Segment Start: DOCUMENT SECTION

He also developed his own hybrid techniques, most notably photo-dessin and flou-net. Photo-dessin (“photo-drawing”) blended charcoal or pencil sketches with photographic precision, often resulting in images that hovered somewhere between a drawing and a photograph. Flou-net combined softness (flou) with select sharpness (net), creating clarity amidst fog.

All of these methods were in service of what Misonne considered essential: light. His photographs are suffused with mist, low sun, and glowing haze. These were natural elements that were amplified, not fabricated, through his darkroom techniques. Misonne made light itself the subject of his photography. He often placed figures and scenes against the light, backlit by early morning sun or streetlamps in fog, so that their forms became silhouettes or halos within a luminous atmosphere.

One of his most famous quotes is ‘The subject is nothing, light is everything.’

Urban Atmosphere

While his images of the countryside, especially those of the Belgian Ardennes, were widely praised at the time, it is Misonne’s urban works, which captured the industrial beauty of cities like Brussels, Liège, and London, that I find unique and most appealing. Across all of his work, atmosphere was not a secondary consideration to Misonne; it was the subject itself. He was less concerned with what was seen than with what was felt.

A Lynchian Parallel

Despite the cultural and aesthetic contexts being worlds apart, there is something about the dreamlike, foggy ambiguity in industrial settings that reminds me of the work of David Lynch, whom I also greatly admire.   Lynch was another great artist who was also less concerned with what was seen than with what was felt. Another parallel between the two artists is decribed in an article in Open Culture. The Art of David Lynch points out that the term ‘Lynchian is necessarily tied to a painterly sensibility’. In Lynch’s case, the painterly influences were René MagritteEdward Hopper, Arnold Böcklin, and Francis Bacon. Hopper’s Nighthawks and Böcklin’s Isle of the Dead, both of which I’ve been lucky enough to see up close, both come to mind here.

Segment End: DOCUMENT SECTION

TASK LIST
(a) In the passage on Misonne, why did he often set figures and scenes against the light? Explain in one to three sentences.
(b) In the passage on Misonne, what two qualities does the flou-net technique combine?

Segment Start: INFORMATION SHOWN

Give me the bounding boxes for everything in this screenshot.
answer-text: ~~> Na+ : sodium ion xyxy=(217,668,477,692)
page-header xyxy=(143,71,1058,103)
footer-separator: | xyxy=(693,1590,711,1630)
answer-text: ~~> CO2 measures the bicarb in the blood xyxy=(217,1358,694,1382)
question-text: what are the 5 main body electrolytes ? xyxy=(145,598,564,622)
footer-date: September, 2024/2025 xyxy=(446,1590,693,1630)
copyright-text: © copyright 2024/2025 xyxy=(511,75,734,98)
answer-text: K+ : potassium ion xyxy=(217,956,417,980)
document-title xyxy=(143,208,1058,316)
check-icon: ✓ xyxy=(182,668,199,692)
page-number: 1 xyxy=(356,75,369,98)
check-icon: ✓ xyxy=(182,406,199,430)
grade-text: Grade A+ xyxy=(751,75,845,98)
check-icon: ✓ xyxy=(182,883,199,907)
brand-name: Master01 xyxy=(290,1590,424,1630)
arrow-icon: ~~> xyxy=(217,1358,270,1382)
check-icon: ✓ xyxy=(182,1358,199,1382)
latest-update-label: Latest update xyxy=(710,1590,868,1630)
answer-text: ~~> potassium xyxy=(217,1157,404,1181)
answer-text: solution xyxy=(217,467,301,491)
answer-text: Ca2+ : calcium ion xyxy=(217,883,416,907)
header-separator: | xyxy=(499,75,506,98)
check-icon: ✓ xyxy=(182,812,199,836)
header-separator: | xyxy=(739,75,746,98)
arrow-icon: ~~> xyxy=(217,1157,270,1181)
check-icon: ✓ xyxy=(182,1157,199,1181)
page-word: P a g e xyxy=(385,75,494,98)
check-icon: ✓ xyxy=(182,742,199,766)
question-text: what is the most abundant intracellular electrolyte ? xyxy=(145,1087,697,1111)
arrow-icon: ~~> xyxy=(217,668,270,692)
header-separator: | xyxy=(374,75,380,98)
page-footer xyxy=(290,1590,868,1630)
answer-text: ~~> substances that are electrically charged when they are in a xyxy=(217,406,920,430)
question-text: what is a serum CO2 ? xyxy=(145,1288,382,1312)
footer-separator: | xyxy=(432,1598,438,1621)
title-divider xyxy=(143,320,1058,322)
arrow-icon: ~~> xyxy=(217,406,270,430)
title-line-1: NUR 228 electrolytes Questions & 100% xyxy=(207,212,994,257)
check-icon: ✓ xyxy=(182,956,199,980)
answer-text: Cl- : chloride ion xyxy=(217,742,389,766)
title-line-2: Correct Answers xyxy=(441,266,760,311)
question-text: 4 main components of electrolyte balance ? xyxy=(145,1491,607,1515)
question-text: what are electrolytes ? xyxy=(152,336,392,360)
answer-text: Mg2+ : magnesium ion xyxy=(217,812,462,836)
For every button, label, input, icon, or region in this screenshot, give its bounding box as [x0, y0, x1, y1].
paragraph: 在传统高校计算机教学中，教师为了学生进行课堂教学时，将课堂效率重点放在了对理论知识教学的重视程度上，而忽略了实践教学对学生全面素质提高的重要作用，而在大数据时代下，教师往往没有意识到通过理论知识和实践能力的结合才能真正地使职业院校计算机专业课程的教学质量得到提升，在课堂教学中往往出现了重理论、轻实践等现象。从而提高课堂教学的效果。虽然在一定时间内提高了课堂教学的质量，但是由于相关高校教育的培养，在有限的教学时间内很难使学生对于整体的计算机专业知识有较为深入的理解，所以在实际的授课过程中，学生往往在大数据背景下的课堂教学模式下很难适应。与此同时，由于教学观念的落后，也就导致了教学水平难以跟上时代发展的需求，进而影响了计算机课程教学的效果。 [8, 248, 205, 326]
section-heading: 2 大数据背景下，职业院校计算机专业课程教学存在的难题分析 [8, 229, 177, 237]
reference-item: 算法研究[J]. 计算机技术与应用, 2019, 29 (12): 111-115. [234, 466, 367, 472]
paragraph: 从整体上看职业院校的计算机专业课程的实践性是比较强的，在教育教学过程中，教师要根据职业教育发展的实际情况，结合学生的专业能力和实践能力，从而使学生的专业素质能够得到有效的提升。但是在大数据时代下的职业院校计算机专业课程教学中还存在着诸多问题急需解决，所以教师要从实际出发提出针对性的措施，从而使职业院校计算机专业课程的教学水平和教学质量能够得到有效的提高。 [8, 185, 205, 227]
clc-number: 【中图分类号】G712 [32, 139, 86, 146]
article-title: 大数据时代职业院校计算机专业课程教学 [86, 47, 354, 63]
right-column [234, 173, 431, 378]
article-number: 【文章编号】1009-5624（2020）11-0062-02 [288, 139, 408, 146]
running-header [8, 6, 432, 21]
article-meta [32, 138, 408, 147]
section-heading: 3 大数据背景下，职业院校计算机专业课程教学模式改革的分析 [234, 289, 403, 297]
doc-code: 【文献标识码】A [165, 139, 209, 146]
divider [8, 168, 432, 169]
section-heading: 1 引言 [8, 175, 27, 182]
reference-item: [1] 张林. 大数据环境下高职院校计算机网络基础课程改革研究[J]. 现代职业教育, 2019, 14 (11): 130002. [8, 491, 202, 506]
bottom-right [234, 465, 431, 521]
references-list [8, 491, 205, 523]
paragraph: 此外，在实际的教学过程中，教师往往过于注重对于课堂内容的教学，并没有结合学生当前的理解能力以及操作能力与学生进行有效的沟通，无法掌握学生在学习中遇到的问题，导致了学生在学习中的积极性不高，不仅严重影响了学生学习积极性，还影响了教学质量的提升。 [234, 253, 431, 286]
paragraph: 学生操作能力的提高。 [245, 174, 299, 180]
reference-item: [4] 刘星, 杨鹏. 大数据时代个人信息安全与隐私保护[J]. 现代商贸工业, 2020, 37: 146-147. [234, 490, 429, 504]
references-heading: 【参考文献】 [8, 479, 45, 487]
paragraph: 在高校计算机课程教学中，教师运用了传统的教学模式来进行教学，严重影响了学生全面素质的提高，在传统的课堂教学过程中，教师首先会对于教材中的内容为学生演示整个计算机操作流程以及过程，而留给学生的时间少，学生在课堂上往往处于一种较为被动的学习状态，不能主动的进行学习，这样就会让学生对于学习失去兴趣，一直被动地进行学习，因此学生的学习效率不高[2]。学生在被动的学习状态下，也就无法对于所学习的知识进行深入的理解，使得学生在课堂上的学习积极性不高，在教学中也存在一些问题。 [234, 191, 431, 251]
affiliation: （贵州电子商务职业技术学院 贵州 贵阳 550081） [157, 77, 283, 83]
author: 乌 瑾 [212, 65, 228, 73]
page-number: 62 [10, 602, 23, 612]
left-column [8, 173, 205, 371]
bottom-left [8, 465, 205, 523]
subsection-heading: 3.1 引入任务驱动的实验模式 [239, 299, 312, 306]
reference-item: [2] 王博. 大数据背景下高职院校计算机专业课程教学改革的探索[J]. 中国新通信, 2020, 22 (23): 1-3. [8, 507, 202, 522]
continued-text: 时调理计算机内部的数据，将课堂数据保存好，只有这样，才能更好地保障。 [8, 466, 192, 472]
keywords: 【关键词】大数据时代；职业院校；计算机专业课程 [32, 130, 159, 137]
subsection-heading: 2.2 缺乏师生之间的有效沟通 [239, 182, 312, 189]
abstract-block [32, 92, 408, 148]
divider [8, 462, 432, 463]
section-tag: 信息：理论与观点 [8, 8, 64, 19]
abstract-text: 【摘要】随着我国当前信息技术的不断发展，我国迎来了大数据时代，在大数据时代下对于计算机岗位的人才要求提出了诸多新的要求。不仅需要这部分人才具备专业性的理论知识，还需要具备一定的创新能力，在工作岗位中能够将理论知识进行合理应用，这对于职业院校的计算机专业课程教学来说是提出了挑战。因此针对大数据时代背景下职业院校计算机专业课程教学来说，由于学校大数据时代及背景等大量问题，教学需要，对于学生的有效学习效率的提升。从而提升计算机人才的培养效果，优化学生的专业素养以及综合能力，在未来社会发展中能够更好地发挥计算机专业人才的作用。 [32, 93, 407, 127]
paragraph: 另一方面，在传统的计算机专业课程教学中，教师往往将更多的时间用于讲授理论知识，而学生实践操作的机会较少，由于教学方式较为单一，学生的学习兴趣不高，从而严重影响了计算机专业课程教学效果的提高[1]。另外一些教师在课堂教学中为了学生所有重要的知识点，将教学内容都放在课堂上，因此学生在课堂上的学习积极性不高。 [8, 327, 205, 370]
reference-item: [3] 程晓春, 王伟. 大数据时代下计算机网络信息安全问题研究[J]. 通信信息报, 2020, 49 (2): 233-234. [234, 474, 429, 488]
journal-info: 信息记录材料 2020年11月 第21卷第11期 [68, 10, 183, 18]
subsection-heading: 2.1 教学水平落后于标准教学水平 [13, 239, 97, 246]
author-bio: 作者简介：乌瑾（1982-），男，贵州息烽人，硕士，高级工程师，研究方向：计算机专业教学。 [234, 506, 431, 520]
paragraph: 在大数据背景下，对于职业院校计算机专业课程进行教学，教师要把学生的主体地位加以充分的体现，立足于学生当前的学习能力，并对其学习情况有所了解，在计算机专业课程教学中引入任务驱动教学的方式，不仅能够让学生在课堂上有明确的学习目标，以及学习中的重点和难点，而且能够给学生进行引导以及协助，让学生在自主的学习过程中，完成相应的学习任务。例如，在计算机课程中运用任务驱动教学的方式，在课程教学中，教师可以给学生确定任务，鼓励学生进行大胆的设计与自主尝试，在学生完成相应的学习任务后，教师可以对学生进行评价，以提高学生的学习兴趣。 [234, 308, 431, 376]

Segment End: INFORMATION SHOWN

WRITTEN ANSWERS
(a) Misonne considered light essential and made it the subject of his photography. Backlighting figures and scenes with early morning sun or streetlamps in fog turned their forms into silhouettes or halos within a luminous atmosphere.

(b) Softness (flou) and select sharpness (net).